- WRITTEN PROBLEM:
Check each line of the data for "metodo" and select those that have it.

_ _ _ _ _ _ _

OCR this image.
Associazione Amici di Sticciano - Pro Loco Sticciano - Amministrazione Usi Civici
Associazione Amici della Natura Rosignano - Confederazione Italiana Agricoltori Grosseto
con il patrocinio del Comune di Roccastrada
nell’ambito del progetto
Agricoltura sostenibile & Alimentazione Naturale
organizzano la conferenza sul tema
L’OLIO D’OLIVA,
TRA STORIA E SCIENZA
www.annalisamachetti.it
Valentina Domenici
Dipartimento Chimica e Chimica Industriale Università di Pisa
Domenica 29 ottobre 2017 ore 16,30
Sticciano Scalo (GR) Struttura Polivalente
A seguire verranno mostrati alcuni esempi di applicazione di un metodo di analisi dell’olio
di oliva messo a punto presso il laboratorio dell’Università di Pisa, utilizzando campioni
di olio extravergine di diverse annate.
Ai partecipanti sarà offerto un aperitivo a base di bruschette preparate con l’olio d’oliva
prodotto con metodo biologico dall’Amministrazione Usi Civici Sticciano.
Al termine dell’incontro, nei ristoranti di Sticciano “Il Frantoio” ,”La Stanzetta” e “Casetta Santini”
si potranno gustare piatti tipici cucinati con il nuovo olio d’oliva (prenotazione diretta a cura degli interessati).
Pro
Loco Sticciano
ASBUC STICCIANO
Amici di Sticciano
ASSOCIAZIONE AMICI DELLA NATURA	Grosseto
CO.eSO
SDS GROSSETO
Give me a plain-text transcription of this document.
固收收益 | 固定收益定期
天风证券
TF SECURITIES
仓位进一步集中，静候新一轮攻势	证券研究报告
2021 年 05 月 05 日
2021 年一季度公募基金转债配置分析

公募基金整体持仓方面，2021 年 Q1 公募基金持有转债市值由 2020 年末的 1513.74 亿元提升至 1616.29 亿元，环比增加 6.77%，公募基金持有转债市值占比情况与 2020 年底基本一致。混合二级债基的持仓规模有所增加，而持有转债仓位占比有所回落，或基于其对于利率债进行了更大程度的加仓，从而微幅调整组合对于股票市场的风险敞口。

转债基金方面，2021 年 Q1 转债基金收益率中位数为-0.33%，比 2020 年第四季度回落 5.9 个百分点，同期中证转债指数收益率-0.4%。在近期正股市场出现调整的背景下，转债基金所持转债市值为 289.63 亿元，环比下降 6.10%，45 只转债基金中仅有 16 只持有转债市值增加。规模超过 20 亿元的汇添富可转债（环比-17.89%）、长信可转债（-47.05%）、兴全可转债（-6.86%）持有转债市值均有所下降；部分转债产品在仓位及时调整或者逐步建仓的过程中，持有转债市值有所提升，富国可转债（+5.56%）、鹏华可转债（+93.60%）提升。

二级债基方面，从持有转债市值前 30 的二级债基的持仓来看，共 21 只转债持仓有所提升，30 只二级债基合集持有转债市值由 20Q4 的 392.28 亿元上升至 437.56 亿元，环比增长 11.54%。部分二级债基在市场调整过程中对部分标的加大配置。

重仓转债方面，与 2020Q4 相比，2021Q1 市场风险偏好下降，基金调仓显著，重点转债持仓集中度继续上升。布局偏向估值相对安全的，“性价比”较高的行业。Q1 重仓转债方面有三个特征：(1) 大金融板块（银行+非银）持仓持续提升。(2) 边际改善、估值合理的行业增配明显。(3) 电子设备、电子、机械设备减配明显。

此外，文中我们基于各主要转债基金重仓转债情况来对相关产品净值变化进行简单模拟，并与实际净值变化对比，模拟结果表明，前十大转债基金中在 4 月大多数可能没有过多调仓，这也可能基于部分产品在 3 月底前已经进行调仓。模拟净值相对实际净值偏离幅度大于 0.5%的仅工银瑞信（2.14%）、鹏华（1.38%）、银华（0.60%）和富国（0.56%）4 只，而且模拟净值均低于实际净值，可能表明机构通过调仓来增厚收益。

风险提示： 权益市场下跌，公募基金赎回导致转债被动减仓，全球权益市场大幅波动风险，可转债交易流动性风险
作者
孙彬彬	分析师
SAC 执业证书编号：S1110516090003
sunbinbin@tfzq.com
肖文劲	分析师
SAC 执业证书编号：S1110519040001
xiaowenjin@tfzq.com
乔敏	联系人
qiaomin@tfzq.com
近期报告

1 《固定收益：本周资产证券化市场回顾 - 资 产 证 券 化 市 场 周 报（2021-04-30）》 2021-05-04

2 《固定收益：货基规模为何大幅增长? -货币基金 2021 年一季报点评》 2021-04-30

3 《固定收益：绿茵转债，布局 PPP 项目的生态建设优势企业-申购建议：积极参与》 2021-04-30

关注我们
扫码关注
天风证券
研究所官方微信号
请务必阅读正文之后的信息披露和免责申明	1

_ _ _ _ _ _ _

- THE RESULT:
A seguire verranno mostrati alcuni esempi di applicazione di un metodo di analisi dell’olio
prodotto con metodo biologico dall’Amministrazione Usi Civici Sticciano.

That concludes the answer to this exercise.